Check each line of the listing below for the string "Response", and copy the ones that have it.

(Entries supplied)
* begin *

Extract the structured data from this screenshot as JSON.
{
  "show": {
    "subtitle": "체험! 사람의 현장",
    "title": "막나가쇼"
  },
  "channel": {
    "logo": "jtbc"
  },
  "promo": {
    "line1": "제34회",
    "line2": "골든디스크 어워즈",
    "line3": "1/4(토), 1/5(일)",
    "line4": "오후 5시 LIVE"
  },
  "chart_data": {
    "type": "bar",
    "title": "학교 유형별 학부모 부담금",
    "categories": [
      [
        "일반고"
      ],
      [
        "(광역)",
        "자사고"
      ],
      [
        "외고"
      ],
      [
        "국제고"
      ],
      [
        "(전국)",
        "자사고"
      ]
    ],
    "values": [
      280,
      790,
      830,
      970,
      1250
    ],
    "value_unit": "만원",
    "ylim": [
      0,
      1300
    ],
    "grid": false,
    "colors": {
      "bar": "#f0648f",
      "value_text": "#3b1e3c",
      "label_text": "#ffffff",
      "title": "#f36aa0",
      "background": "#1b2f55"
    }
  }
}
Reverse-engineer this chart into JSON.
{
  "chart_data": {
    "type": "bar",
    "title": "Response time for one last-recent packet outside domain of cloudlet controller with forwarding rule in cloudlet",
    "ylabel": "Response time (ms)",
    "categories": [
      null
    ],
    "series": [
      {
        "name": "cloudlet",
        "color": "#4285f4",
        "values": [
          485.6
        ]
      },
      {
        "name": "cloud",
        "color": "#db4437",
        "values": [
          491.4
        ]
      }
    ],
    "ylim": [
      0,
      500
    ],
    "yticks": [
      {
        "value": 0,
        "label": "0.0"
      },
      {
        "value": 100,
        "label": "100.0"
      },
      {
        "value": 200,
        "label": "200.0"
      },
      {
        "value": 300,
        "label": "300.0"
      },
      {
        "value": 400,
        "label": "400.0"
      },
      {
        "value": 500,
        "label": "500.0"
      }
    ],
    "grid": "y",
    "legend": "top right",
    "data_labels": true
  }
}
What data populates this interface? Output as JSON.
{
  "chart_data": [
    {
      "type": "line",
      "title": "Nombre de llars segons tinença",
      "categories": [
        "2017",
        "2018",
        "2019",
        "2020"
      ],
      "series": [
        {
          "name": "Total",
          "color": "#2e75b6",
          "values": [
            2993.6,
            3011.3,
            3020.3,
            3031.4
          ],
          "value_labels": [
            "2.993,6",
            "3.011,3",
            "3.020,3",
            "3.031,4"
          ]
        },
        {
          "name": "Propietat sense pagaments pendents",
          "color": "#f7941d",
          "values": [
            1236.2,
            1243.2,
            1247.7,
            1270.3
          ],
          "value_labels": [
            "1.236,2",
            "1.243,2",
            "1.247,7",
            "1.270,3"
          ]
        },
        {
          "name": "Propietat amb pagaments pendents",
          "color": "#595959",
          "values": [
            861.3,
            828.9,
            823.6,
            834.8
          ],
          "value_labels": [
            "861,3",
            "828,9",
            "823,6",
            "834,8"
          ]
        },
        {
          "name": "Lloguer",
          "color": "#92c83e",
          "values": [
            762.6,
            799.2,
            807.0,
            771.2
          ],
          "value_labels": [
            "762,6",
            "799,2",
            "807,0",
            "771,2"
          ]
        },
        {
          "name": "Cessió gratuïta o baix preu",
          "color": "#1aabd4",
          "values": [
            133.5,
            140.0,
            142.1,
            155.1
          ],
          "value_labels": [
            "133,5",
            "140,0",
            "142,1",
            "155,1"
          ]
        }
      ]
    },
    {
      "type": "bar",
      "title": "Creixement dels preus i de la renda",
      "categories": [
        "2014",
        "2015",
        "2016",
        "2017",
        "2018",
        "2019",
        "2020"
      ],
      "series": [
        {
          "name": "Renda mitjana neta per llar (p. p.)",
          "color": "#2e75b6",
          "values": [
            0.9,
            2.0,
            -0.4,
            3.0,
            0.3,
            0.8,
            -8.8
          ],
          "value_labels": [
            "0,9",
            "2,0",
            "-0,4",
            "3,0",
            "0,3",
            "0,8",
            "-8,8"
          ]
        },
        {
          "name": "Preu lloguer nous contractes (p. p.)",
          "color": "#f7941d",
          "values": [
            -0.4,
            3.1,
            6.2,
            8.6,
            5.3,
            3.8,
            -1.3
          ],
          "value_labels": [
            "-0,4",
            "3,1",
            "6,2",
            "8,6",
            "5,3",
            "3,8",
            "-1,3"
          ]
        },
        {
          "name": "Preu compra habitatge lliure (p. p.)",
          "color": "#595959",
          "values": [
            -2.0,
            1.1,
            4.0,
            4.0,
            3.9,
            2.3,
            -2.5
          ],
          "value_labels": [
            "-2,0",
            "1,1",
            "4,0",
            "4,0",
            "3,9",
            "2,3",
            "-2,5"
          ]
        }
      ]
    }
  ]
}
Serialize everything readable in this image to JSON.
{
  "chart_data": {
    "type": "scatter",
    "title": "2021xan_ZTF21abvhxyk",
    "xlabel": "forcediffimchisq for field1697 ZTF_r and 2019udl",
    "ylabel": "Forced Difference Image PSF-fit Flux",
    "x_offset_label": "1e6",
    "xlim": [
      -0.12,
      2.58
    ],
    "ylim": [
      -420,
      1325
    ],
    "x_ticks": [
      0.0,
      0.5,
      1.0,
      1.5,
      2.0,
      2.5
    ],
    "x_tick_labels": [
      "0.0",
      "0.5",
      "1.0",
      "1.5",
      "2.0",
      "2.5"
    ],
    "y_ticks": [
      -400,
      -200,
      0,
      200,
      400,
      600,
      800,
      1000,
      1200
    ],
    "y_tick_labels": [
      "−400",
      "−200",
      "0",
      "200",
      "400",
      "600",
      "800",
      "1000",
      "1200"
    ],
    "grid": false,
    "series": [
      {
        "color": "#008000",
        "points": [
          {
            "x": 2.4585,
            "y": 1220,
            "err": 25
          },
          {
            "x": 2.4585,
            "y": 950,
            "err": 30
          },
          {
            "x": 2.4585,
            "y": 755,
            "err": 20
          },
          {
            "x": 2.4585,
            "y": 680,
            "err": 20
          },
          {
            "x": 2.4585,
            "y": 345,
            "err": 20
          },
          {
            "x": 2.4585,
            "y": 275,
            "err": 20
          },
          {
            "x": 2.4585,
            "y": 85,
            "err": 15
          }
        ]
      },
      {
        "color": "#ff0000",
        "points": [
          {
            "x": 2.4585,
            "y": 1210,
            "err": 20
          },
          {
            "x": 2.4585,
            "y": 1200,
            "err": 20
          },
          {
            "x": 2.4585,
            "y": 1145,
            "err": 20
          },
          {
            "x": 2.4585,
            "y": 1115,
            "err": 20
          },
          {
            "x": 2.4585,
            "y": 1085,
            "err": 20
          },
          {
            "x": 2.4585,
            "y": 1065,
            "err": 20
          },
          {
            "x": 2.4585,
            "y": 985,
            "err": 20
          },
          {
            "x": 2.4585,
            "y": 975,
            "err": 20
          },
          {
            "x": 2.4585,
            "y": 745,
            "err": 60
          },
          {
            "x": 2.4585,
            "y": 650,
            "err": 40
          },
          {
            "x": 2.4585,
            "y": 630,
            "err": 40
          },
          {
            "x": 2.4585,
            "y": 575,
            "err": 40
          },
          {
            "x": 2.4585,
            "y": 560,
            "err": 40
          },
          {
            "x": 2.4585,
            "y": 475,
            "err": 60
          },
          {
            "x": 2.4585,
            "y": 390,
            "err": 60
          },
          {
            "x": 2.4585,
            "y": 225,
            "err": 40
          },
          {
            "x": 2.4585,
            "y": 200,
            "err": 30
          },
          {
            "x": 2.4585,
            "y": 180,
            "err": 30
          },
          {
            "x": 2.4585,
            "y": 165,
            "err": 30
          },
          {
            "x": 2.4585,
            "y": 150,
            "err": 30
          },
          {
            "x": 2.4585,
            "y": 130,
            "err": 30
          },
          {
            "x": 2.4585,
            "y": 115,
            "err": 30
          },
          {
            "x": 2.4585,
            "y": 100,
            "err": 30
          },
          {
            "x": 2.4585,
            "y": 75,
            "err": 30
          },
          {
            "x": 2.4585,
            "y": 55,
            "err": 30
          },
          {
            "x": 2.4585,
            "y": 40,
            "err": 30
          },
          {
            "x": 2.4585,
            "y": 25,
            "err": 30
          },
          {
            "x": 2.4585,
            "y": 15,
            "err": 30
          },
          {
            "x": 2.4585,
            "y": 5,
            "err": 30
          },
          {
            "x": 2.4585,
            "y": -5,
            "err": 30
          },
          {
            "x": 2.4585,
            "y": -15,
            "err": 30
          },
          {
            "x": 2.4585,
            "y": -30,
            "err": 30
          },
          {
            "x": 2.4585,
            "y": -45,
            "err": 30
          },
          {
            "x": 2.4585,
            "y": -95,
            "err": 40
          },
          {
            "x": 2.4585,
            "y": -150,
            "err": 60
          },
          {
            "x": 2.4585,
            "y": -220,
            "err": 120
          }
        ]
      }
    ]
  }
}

* end *

(The answer)
    "title": "Response time for one last-recent packet outside domain of cloudlet controller with forwarding rule in cloudlet",
    "ylabel": "Response time (ms)",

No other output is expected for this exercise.